Tugas Wajib 1 -> Kumpulkan setiap baris entri di bawah yang memuat string "요소에서", dengan memperhatikan perbedaan huruf besar dan kecil.

Kutipan Teks ->
= = = = =

Akar Masalah Kekeringan, Hanya Faktor Alamkah?

Oleh: Ika Kartika Ibu Rumah Tangga Pengemban dakwah dari Bandung


Kekeringan merupakan siklus tahunan. Biasanya terjadi di bulan Juni, Juli dan puncaknya di bulan Agustus. Oktober normal lagi karena sudah mulai hujan. Sekalipun begitu, solusi yang mengakar belum ditemukan untuk mengatasi kekeringan. Padahal kekeringan berdampak besar bagi kehidupan masyarakat. Sebab air merupakan kebutuhan vital tidak saja bagi manusia tapi makhluk lain di muka bumi.

Allah menciptakan alam semesta bukan untuk dirusak, dicemari, dihancurkan bahkan disembah (dikultuskan). Akan tetapi adalah untuk dikelola, dibudidayakan, difungsikan semaksimal mungkin dalam kehidupan manusia.

Bencana kekeringan yang kerap terjadi di Kabupaten Bandung berdampak kesulitan mendapatkan pasokan air bersih, ancaman gagal panen, kebakaran hutan, hingga wabah penyakit.

Suhu di Kabupaten Bandung semakin terasa dingin di musim kemarau, bahkan hingga mencapai 18 derajat celcius di malam hari, suhu yang dingin dalam beberapa hari terakhir di Bandung Raya maupun secara umum di Jawa Barat (Jabar) merupakan fenomena yang biasa atau wajar yang menandakan datangnya periode musim kemarau. Hal tersebut diungkapkan Rasmid, M. Si Kepala Data dan informasi BMKG (Badan Meteorologi Klimatologi dan Geofisika) Bandung.

"BMKG memprediksi, kemarau sudah terjadi sejak bulan Juli lalu hingga September, dengan puncaknya di bulan Agustus. Maka diimbau kepada masyarakat untuk bijak menggunakan air," ucapnya, saat dikonfirmasi melalui whatsaap, Selasa (16/7/2019).

Menambahkan hal itu, Kepala Pelaksanaan Badan Penanggulangan Bencana daerah (BPBD) Kabupaten Bandung Drs H. Akhmad Djohara, M.Si mengungkapkan sebagian wilayah di Kabupaten Bandung sudah dinyatakan terdampak kekeringan.

"Sejak Juni lalu hingga saat ini, berdasarkan laporan dari wilayah, tercatat kecamatan Baleendah, Pacet, Margahayu, Ciwidey, Pasirjambu, Banjaran, Ibun, Cileunyi, Kutawaringin dan kecamatan Cangkuang. Kami sudah melakukan rapat bersama 31 kecamatan untuk memetakan daerah terdampak kekeringan," ungkap Ahmad Djohara.

= = = = =

Entri Ditampilkan ->
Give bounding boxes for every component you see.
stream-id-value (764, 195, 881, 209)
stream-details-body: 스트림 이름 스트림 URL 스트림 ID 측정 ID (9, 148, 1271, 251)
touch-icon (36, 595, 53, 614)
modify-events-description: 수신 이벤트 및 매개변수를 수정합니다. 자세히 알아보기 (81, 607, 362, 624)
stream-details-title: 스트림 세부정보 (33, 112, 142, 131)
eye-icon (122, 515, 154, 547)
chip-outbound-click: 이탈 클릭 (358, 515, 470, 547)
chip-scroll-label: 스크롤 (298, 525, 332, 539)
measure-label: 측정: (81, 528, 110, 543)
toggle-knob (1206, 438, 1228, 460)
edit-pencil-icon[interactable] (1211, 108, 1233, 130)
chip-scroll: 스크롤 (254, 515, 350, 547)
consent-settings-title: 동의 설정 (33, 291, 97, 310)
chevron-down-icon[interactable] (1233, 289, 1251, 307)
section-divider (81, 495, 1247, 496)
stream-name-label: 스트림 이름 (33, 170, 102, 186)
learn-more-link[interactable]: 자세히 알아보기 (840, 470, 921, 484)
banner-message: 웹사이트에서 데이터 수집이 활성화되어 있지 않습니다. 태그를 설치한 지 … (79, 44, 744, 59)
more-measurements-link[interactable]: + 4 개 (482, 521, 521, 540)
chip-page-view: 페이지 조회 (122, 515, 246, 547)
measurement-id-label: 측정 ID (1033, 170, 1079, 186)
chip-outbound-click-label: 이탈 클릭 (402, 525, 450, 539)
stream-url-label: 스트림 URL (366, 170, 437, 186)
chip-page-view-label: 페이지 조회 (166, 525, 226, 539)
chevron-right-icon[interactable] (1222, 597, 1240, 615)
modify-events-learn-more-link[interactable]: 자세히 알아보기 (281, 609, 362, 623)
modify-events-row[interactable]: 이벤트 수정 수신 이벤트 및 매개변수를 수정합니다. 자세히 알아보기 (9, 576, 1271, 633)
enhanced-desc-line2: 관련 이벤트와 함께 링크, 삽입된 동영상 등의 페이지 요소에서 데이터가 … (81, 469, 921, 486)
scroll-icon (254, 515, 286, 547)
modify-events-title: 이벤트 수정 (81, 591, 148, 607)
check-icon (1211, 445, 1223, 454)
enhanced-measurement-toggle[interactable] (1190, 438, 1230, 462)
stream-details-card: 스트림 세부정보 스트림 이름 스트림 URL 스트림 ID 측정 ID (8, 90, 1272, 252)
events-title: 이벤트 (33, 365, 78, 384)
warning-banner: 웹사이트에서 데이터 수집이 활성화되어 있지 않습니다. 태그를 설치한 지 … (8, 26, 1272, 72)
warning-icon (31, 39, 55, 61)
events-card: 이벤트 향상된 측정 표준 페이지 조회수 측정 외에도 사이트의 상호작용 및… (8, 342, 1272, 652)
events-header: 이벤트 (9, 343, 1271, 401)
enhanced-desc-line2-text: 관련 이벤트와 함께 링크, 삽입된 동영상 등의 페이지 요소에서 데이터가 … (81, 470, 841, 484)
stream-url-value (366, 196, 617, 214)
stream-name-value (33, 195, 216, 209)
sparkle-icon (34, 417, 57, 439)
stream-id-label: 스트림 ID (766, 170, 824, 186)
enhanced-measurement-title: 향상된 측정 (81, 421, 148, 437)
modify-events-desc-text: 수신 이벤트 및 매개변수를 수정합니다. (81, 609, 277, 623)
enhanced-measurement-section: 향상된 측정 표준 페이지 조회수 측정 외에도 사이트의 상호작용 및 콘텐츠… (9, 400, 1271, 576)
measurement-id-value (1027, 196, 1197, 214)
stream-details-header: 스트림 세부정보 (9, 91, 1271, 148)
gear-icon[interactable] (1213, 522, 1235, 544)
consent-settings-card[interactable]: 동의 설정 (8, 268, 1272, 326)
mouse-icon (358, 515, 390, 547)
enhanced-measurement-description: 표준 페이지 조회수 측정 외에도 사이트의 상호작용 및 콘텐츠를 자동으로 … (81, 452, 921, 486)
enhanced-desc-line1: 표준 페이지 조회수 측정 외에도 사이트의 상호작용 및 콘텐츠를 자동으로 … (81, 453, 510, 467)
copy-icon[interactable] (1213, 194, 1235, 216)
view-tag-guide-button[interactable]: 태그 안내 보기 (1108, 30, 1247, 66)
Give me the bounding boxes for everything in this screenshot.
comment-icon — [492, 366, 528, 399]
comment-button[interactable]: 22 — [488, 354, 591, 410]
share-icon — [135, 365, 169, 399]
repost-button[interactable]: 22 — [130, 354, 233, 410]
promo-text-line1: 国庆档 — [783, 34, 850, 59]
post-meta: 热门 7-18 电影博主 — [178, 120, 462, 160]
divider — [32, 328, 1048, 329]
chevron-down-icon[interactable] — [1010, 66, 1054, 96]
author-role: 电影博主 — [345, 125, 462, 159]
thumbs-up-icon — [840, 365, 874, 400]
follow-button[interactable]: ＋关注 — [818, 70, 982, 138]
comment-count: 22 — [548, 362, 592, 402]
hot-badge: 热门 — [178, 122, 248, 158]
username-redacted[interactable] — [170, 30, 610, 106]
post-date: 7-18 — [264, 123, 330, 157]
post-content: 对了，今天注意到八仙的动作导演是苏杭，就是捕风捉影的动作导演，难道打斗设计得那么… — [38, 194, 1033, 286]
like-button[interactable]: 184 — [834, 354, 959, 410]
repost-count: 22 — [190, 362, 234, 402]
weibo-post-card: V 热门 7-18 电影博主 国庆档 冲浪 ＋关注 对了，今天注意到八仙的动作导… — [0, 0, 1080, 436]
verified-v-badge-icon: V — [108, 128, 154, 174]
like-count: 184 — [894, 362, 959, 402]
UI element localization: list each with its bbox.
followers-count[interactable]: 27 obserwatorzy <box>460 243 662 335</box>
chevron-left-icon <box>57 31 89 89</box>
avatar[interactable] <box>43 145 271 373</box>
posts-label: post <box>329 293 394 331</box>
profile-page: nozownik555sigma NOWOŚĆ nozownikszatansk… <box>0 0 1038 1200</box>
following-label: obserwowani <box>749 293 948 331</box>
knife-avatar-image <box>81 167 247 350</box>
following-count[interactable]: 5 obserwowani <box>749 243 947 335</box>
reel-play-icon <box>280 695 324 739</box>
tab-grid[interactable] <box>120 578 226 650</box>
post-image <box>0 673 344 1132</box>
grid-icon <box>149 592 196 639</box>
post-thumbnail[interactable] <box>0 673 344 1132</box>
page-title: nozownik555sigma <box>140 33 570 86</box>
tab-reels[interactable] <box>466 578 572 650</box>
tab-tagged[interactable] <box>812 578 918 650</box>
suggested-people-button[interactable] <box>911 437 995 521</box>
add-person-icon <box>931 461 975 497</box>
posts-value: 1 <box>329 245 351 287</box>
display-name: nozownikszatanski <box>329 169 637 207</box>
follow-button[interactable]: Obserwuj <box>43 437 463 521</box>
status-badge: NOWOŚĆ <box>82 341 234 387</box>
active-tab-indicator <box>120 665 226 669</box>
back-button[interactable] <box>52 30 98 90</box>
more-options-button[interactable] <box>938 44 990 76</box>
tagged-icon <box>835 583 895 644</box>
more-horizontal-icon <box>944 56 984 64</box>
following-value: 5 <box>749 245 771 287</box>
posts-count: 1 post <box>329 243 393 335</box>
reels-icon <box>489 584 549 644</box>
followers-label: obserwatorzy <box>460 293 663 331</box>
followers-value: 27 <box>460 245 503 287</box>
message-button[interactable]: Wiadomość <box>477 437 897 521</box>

= = = = =

Tugas Wajib 2 -> Tuliskan lanjutan teks tentang kekeringan di Kabupaten Bandung, dimulai setelah kalimat terakhirnya.

Hasil 1 ->
enhanced-desc-line2: 관련 이벤트와 함께 링크, 삽입된 동영상 등의 페이지 요소에서 데이터가 … (81, 469, 921, 486)
enhanced-desc-line2-text: 관련 이벤트와 함께 링크, 삽입된 동영상 등의 페이지 요소에서 데이터가 … (81, 470, 841, 484)

Hasil 2 ->
Dari 10 kecamatan tadi, tercatat 40 desa, 50 kampung dengan 9,497 Kepala Keluarga (KK) dan 20,856 jiwa terdampak kekeringan. Bahkan tambahnya, sudah terlaporkan juga sebanyak 349 hektar sawah mengalami hal serupa.

Sementara Bupati Bandung Dadang M. Naser mengatakan "Seluruh pihak harus terus berkomunikasi untuk cepat merespon laporan dari masyarakat. Apabila menemukan kondisi buruk dampak dari kemarau, aparat desa lalu kecamatan bisa langsung menyampaikan laporan ke BPBD Kabupaten Bandung, agar segera bisa disuplai air bersih."

Lebih lanjut Bupati mengatakan bencana alam adalah tanggungjawab semua pihak, maka dalam penanganannya diperlukan kepedulian dan kerja bersama melalui sinergitas lintas sektor. "Tujuannya ya untuk mengurangi derita sesama, mengurangi dampak dan resiko korban juga meminimalisir kerugian yang disebabkan bencana itu sendiri. Makanya semua harus _sabilulungan_ bahu membahu, pemerintah, masyarakat juga dunia usaha."(www bandungkab.go.id)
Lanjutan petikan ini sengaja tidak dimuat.